Extracted text Start Marker

Such a single-payer system would address one of the major deficiencies in the current system: the huge amount of money wasted on billing and administration. Hospitals and independent medical practices routinely employ more billing specialists than doctors – and that's not the end of it. Patients and their families spend an enormous amount of time and effort arguing with insurance companies and bill collectors over what is covered and what they owe. Drug companies and hospitals spend billions advertising their products and services.

Creating a simple system with one payer, covering all Americans, would result in an enormous reduction in administrative expenses. We would be spending our money on healthcare and disease prevention, not on paper-pushing and debt collection.

Further, a single-payer system will expand employment opportunities and lift a financial weight off of businesses encumbered by employee health expenses. Many Americans remain at their current jobs because of the decent health insurance provided by their employer. Without the worry of losing benefits, those Americans will be free to explore other, more productive opportunities as they desire. For business owners, lifting the burden of employee healthcare expenditures will free them to invest in growing their businesses.

Extracted text End Marker

Retype the passage on single-payer healthcare word for word, starting at "Creating a simple" and ending at "and debt collection.".

Data extracts Start Marker

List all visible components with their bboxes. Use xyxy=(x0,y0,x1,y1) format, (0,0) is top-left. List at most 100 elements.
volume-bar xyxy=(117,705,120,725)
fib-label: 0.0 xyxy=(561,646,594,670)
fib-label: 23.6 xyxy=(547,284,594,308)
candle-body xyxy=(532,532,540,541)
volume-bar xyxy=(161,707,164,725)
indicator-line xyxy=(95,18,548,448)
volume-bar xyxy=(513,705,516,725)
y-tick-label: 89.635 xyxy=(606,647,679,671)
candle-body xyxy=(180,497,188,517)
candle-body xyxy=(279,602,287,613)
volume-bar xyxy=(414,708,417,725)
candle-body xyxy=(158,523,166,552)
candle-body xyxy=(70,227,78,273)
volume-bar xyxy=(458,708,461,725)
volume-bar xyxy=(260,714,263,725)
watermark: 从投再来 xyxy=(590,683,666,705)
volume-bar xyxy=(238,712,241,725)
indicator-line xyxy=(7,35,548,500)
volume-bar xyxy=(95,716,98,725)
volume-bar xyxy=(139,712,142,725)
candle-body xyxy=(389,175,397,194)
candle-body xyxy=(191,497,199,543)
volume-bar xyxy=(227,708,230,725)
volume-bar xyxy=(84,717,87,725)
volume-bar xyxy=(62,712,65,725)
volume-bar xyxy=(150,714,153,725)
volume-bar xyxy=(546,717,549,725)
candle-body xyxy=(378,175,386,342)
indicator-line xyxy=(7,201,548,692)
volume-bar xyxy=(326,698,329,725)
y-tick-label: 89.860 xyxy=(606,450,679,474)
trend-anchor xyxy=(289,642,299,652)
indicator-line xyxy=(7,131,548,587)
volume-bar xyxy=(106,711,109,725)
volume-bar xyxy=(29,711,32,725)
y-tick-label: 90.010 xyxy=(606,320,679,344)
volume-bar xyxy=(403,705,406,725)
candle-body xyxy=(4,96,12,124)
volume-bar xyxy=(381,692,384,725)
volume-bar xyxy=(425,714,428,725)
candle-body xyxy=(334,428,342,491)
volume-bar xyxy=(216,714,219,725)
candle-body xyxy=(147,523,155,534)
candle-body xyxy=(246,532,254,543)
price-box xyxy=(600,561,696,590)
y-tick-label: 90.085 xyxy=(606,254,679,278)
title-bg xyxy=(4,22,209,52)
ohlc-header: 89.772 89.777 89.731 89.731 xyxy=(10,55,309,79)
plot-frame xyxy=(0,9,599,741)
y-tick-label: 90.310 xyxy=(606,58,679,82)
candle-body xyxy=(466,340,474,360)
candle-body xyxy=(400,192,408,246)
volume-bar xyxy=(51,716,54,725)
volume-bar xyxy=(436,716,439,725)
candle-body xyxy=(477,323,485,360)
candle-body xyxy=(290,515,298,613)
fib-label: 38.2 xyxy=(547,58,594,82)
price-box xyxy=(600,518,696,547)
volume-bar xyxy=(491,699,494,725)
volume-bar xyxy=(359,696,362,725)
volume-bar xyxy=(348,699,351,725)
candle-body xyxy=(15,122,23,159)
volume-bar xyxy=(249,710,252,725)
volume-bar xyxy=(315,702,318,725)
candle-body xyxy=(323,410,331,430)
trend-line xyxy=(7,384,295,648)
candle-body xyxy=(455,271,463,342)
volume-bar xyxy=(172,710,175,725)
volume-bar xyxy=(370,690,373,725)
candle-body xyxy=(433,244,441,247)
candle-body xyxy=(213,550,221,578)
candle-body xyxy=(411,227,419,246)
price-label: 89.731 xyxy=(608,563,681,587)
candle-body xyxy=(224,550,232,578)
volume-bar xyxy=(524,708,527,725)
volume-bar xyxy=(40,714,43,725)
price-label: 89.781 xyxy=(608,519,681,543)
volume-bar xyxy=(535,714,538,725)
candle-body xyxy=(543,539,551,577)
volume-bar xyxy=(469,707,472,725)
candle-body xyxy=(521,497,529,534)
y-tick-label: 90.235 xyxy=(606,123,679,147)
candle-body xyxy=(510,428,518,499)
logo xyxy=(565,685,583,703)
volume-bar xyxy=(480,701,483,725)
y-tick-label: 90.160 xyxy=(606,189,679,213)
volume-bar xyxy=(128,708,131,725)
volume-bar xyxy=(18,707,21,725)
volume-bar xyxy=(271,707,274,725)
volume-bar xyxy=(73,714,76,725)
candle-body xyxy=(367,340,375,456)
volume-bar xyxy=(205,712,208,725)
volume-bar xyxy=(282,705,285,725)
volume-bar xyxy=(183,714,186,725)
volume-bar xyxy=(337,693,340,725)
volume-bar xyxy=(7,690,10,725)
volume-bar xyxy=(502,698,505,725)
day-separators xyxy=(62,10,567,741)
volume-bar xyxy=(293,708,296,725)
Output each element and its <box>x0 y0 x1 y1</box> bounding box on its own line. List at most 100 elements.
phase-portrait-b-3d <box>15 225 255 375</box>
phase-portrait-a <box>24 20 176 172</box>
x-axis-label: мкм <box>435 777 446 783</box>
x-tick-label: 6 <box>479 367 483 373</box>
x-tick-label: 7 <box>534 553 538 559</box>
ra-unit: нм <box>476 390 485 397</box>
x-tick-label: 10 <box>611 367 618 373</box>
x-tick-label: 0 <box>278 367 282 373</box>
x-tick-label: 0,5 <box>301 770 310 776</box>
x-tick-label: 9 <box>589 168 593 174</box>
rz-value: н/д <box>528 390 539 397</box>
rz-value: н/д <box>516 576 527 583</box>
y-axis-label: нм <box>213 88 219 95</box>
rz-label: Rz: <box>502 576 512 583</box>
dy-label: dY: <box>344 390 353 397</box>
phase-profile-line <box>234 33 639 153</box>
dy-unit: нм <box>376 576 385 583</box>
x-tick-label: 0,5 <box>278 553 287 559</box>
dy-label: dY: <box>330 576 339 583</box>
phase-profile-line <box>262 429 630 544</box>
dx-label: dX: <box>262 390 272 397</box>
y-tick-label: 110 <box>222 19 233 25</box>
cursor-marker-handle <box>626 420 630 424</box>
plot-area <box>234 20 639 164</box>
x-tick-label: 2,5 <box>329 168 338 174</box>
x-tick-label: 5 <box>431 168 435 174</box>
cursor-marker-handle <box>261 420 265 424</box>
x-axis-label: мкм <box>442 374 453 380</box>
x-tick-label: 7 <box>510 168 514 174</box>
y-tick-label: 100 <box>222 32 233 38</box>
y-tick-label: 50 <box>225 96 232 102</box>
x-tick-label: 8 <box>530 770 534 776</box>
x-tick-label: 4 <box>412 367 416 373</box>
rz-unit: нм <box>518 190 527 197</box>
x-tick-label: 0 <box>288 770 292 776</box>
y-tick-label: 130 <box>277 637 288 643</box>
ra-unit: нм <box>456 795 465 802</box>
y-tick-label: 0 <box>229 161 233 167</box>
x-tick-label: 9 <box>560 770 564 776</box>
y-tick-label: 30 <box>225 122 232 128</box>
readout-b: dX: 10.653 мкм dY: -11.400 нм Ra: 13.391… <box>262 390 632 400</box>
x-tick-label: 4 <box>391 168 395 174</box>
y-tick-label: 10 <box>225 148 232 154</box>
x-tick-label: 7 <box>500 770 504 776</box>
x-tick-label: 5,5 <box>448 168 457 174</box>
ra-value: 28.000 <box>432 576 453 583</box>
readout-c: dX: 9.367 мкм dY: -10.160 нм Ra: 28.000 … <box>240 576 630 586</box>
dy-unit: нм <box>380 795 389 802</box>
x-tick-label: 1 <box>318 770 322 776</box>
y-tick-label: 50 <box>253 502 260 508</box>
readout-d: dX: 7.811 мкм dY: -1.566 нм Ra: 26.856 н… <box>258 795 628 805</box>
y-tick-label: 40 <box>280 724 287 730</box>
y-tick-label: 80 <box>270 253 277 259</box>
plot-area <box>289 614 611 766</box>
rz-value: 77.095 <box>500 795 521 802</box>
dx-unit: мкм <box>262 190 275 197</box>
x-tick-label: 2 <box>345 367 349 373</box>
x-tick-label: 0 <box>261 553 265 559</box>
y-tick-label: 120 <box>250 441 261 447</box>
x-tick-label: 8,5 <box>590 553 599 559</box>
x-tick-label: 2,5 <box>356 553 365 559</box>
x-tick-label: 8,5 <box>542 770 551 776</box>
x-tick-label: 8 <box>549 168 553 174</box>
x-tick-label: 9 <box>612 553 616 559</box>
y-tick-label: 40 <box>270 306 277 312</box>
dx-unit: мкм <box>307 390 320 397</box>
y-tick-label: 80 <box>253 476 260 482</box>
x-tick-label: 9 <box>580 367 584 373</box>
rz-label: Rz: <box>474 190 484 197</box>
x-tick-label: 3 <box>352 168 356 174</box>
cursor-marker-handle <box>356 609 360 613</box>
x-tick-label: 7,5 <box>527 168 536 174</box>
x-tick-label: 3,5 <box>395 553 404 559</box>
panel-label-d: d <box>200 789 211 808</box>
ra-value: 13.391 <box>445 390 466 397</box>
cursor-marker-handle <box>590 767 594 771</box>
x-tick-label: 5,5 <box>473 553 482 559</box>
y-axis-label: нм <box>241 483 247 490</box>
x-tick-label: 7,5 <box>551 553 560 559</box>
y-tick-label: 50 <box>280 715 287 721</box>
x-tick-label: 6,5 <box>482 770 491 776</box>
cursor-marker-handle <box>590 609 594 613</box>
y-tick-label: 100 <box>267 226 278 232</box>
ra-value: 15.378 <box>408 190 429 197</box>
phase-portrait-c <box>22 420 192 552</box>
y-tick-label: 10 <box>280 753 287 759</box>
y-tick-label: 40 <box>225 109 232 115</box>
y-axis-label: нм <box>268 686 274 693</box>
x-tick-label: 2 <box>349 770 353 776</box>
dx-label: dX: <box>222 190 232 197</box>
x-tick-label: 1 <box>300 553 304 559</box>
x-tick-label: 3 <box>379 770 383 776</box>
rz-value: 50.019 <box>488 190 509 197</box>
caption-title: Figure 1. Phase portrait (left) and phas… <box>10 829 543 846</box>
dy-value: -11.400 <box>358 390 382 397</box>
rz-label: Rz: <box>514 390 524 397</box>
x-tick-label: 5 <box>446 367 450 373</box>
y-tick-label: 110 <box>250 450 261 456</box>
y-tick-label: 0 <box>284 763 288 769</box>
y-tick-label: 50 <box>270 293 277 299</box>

Data extracts End Marker

* **Answer to this exercise**
Creating a simple system with one payer, covering all Americans, would result in an enormous reduction in administrative expenses. We would be spending our money on healthcare and disease prevention, not on paper-pushing and debt collection.